▶ [Given exercise] Review the material and extract every line in which the word "coaching" occurs.
☆ ☆ ☆ ☆
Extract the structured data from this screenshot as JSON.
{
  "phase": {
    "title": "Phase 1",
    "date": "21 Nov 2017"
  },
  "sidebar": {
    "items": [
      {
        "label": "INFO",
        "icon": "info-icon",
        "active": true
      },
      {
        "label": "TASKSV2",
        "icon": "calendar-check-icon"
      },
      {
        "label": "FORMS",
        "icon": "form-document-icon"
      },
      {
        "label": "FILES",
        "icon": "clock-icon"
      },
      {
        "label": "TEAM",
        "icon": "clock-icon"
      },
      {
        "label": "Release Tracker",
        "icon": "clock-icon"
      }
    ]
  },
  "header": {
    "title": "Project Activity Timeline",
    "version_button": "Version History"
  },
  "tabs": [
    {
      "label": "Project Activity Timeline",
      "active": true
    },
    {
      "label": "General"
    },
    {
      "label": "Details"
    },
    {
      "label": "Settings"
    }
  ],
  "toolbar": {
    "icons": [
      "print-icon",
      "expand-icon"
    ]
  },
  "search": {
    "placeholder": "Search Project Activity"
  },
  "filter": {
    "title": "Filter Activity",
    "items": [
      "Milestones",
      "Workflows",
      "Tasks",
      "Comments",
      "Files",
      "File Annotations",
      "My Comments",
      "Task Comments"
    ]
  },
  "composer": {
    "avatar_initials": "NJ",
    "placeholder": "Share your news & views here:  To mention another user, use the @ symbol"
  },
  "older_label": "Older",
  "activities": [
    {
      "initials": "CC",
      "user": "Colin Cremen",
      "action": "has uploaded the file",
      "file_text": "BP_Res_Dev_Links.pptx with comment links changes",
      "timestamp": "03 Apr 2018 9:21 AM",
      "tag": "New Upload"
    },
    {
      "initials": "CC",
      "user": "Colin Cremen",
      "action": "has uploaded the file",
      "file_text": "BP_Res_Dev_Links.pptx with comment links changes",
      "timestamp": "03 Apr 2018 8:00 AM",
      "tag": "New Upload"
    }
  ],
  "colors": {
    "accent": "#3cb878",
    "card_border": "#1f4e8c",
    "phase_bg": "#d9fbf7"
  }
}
☆ ☆ ☆ ☆
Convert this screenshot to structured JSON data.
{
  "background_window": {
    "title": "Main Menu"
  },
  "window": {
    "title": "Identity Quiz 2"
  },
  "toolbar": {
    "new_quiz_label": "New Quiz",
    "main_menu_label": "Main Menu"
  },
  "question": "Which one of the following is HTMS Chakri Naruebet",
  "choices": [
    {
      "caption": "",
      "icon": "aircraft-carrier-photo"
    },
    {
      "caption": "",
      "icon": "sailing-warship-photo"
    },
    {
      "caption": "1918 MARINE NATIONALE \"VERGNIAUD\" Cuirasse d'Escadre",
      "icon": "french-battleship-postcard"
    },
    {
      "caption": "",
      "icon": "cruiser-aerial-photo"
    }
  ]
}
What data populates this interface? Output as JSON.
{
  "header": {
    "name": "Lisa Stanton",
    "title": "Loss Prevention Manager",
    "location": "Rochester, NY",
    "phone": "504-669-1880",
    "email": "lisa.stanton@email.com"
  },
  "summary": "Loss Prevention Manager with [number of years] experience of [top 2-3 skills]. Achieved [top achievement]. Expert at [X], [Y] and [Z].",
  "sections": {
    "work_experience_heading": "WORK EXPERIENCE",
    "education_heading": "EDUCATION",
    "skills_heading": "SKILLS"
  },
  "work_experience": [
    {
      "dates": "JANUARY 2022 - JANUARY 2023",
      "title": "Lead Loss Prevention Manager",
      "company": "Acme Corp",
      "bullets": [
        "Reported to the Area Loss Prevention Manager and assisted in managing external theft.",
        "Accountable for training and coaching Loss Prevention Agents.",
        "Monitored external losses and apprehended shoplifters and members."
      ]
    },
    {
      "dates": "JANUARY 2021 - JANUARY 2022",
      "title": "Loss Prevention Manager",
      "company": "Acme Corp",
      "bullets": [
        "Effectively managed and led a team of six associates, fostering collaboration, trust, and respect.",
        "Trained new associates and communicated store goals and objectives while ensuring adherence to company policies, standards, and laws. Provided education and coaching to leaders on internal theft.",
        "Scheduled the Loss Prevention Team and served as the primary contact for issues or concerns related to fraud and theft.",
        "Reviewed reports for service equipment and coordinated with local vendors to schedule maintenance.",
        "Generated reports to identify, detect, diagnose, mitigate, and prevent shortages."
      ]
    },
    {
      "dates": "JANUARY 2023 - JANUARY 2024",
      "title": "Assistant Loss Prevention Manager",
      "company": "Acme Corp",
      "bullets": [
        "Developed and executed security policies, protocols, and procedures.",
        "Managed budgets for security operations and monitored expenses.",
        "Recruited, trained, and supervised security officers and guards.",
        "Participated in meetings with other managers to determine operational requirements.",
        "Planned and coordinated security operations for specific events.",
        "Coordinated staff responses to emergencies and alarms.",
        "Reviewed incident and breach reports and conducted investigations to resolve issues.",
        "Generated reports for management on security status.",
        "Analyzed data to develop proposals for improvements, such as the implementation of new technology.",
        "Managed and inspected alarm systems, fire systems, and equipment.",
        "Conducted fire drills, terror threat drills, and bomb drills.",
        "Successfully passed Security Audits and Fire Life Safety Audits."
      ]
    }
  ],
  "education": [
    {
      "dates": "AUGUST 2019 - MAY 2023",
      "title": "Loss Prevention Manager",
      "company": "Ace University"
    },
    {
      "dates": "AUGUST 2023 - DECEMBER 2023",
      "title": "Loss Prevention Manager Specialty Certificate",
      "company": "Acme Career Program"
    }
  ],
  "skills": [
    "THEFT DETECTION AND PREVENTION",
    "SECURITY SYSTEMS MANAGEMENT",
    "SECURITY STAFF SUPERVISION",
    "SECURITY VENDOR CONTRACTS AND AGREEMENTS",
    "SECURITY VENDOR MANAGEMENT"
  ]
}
☆ ☆ ☆ ☆
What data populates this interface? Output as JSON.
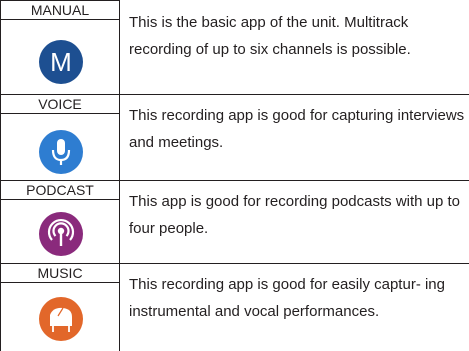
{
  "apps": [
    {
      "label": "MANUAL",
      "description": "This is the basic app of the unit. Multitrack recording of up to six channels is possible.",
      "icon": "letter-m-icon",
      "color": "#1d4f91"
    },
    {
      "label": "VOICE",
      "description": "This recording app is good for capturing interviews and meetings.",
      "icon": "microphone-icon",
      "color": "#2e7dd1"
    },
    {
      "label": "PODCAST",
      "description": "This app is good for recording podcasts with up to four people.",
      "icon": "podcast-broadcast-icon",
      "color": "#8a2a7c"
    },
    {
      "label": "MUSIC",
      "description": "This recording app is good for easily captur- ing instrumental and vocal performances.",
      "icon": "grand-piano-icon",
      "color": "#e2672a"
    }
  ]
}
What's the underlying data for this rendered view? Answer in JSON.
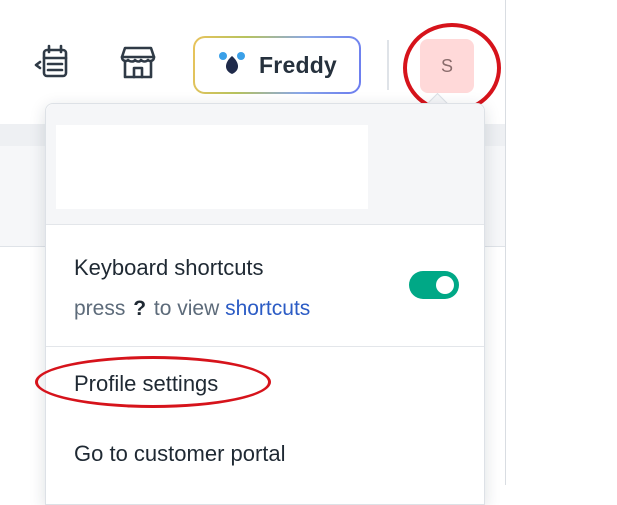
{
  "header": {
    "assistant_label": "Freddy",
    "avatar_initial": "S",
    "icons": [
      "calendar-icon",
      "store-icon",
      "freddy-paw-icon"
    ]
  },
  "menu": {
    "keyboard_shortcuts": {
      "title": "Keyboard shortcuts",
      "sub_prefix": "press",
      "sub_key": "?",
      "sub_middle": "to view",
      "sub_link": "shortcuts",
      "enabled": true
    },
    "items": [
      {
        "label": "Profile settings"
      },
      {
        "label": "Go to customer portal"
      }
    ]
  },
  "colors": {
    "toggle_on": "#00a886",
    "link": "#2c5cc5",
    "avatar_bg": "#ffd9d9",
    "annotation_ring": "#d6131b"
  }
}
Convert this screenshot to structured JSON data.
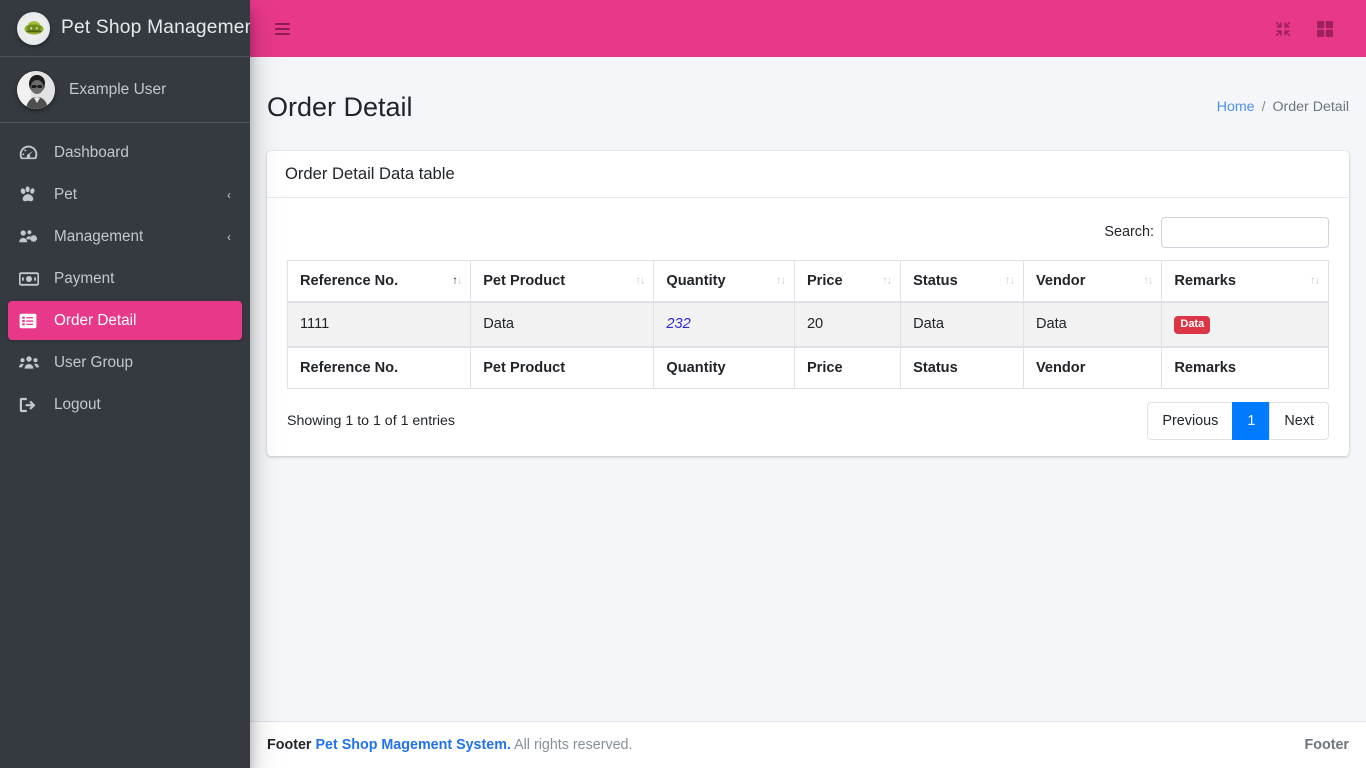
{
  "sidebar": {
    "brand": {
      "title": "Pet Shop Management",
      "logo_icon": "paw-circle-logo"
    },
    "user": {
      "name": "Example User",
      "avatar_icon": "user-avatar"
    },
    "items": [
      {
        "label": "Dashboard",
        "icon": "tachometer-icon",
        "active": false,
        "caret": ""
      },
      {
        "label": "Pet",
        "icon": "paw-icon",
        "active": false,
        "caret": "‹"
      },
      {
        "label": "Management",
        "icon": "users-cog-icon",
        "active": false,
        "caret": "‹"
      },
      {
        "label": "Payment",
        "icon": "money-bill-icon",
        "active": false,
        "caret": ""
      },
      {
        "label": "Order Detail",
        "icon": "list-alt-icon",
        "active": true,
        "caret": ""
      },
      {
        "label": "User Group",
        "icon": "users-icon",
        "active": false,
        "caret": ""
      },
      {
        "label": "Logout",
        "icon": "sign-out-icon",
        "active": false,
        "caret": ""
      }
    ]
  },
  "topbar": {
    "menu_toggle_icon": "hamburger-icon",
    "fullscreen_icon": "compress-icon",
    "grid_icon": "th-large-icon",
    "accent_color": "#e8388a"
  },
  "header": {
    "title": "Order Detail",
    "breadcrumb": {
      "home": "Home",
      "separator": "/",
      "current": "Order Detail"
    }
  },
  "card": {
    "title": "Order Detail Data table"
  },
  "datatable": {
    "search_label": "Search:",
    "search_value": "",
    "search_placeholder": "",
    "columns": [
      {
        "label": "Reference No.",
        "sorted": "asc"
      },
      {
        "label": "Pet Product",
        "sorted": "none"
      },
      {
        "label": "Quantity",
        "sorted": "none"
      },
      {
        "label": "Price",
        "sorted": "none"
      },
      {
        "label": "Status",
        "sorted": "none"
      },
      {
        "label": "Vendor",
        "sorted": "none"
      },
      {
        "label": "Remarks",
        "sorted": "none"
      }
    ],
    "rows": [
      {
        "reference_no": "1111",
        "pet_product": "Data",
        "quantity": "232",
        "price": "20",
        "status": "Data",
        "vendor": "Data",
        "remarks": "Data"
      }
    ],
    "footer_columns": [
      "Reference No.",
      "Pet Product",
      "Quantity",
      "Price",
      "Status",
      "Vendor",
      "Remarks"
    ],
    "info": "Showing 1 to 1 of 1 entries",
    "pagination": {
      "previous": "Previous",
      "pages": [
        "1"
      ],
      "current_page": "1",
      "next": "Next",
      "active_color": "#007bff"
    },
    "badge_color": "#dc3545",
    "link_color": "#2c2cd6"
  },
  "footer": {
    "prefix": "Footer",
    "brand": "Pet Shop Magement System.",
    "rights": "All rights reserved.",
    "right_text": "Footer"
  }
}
☆ ☆ ☆ ☆
▶ [Task answer]
        "Accountable for training and coaching Loss Prevention Agents.",
        "Trained new associates and communicated store goals and objectives while ensuring adherence to company policies, standards, and laws. Provided education and coaching to leaders on internal theft.",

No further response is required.